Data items
--------------------------------------------------
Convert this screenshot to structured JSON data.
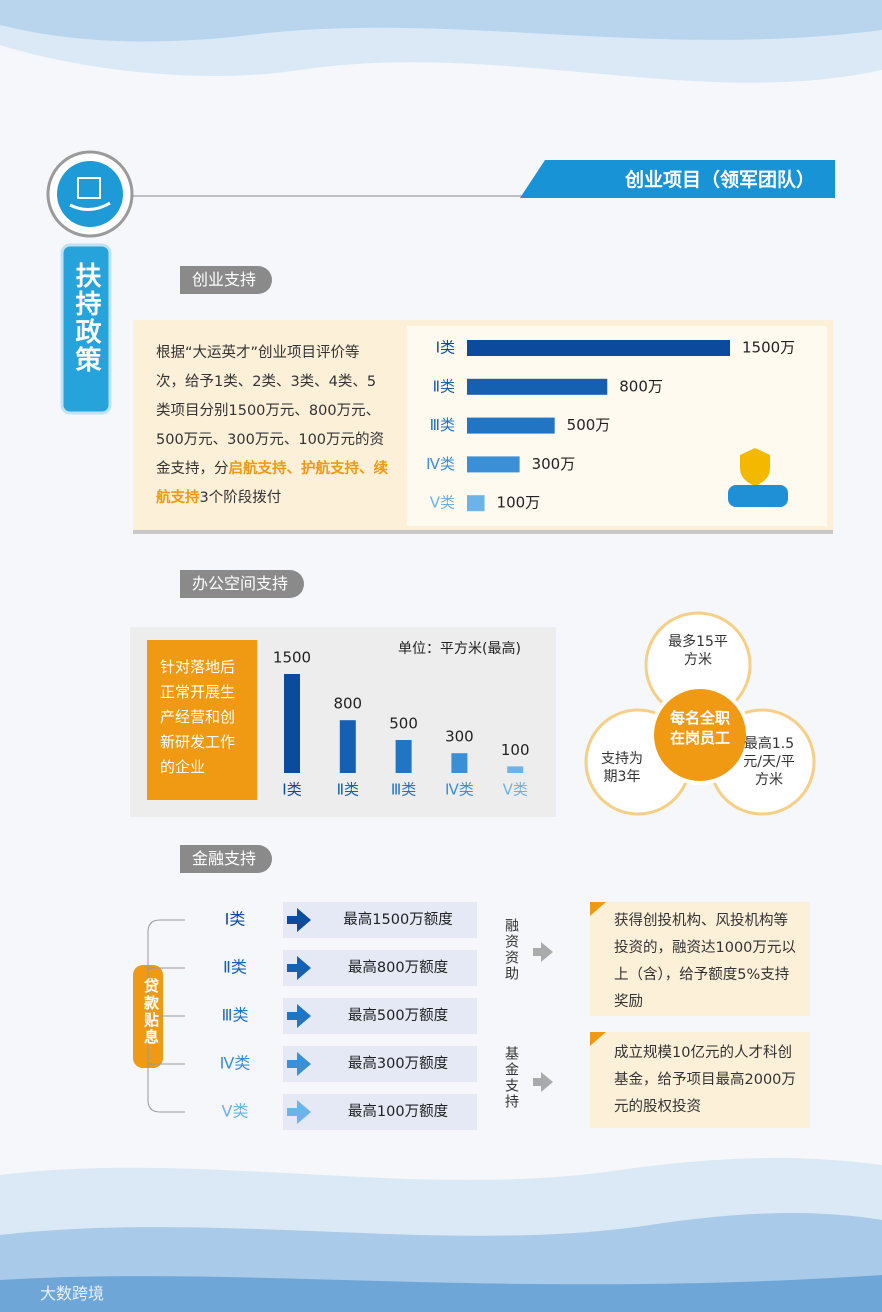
{
  "header": {
    "badge": "创业项目（领军团队）",
    "side_title": "扶持政策"
  },
  "startup_support": {
    "title": "创业支持",
    "text_parts": [
      {
        "text": "根据“大运英才”创业项目评价等次，给予1类、2类、3类、4类、5类项目分别1500万元、800万元、500万元、300万元、100万元的资金支持，分",
        "highlight": false
      },
      {
        "text": "启航支持、护航支持、续航支持",
        "highlight": true
      },
      {
        "text": "3个阶段拨付",
        "highlight": false
      }
    ]
  },
  "office_support": {
    "title": "办公空间支持",
    "target": "针对落地后正常开展生产经营和创新研发工作的企业",
    "venn": {
      "center": "每名全职在岗员工",
      "top": "最多15平方米",
      "left": "支持为期3年",
      "right": "最高1.5元/天/平方米"
    }
  },
  "finance_support": {
    "title": "金融支持",
    "loan_label": "贷款贴息",
    "loans": [
      {
        "category": "Ⅰ类",
        "text": "最高1500万额度"
      },
      {
        "category": "Ⅱ类",
        "text": "最高800万额度"
      },
      {
        "category": "Ⅲ类",
        "text": "最高500万额度"
      },
      {
        "category": "Ⅳ类",
        "text": "最高300万额度"
      },
      {
        "category": "Ⅴ类",
        "text": "最高100万额度"
      }
    ],
    "financing": {
      "label": "融资资助",
      "text": "获得创投机构、风投机构等投资的，融资达1000万元以上（含），给予额度5%支持奖励"
    },
    "fund": {
      "label": "基金支持",
      "text": "成立规模10亿元的人才科创基金，给予项目最高2000万元的股权投资"
    }
  },
  "watermark": "大数跨境",
  "chart_data": [
    {
      "type": "bar",
      "orientation": "horizontal",
      "categories": [
        "Ⅰ类",
        "Ⅱ类",
        "Ⅲ类",
        "Ⅳ类",
        "Ⅴ类"
      ],
      "values": [
        1500,
        800,
        500,
        300,
        100
      ],
      "value_labels": [
        "1500万",
        "800万",
        "500万",
        "300万",
        "100万"
      ],
      "colors": [
        "#0b4a9c",
        "#1660b2",
        "#2275c2",
        "#3a8fd6",
        "#6bb3e8"
      ]
    },
    {
      "type": "bar",
      "orientation": "vertical",
      "unit": "单位：平方米(最高)",
      "categories": [
        "Ⅰ类",
        "Ⅱ类",
        "Ⅲ类",
        "Ⅳ类",
        "Ⅴ类"
      ],
      "values": [
        1500,
        800,
        500,
        300,
        100
      ],
      "colors": [
        "#0b4a9c",
        "#1660b2",
        "#2275c2",
        "#3a8fd6",
        "#6bb3e8"
      ]
    }
  ]
}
--------------------------------------------------
Each line of the material must be retyped exactly, except that images are omitted.

Convert this screenshot to structured JSON data.
{
  "header": {
    "badge": "创业项目（领军团队）",
    "side_title": "扶持政策"
  },
  "startup_support": {
    "title": "创业支持",
    "text_parts": [
      {
        "text": "根据“大运英才”创业项目评价等次，给予1类、2类、3类、4类、5类项目分别1500万元、800万元、500万元、300万元、100万元的资金支持，分",
        "highlight": false
      },
      {
        "text": "启航支持、护航支持、续航支持",
        "highlight": true
      },
      {
        "text": "3个阶段拨付",
        "highlight": false
      }
    ]
  },
  "office_support": {
    "title": "办公空间支持",
    "target": "针对落地后正常开展生产经营和创新研发工作的企业",
    "venn": {
      "center": "每名全职在岗员工",
      "top": "最多15平方米",
      "left": "支持为期3年",
      "right": "最高1.5元/天/平方米"
    }
  },
  "finance_support": {
    "title": "金融支持",
    "loan_label": "贷款贴息",
    "loans": [
      {
        "category": "Ⅰ类",
        "text": "最高1500万额度"
      },
      {
        "category": "Ⅱ类",
        "text": "最高800万额度"
      },
      {
        "category": "Ⅲ类",
        "text": "最高500万额度"
      },
      {
        "category": "Ⅳ类",
        "text": "最高300万额度"
      },
      {
        "category": "Ⅴ类",
        "text": "最高100万额度"
      }
    ],
    "financing": {
      "label": "融资资助",
      "text": "获得创投机构、风投机构等投资的，融资达1000万元以上（含），给予额度5%支持奖励"
    },
    "fund": {
      "label": "基金支持",
      "text": "成立规模10亿元的人才科创基金，给予项目最高2000万元的股权投资"
    }
  },
  "watermark": "大数跨境",
  "chart_data": [
    {
      "type": "bar",
      "orientation": "horizontal",
      "categories": [
        "Ⅰ类",
        "Ⅱ类",
        "Ⅲ类",
        "Ⅳ类",
        "Ⅴ类"
      ],
      "values": [
        1500,
        800,
        500,
        300,
        100
      ],
      "value_labels": [
        "1500万",
        "800万",
        "500万",
        "300万",
        "100万"
      ],
      "colors": [
        "#0b4a9c",
        "#1660b2",
        "#2275c2",
        "#3a8fd6",
        "#6bb3e8"
      ]
    },
    {
      "type": "bar",
      "orientation": "vertical",
      "unit": "单位：平方米(最高)",
      "categories": [
        "Ⅰ类",
        "Ⅱ类",
        "Ⅲ类",
        "Ⅳ类",
        "Ⅴ类"
      ],
      "values": [
        1500,
        800,
        500,
        300,
        100
      ],
      "colors": [
        "#0b4a9c",
        "#1660b2",
        "#2275c2",
        "#3a8fd6",
        "#6bb3e8"
      ]
    }
  ]
}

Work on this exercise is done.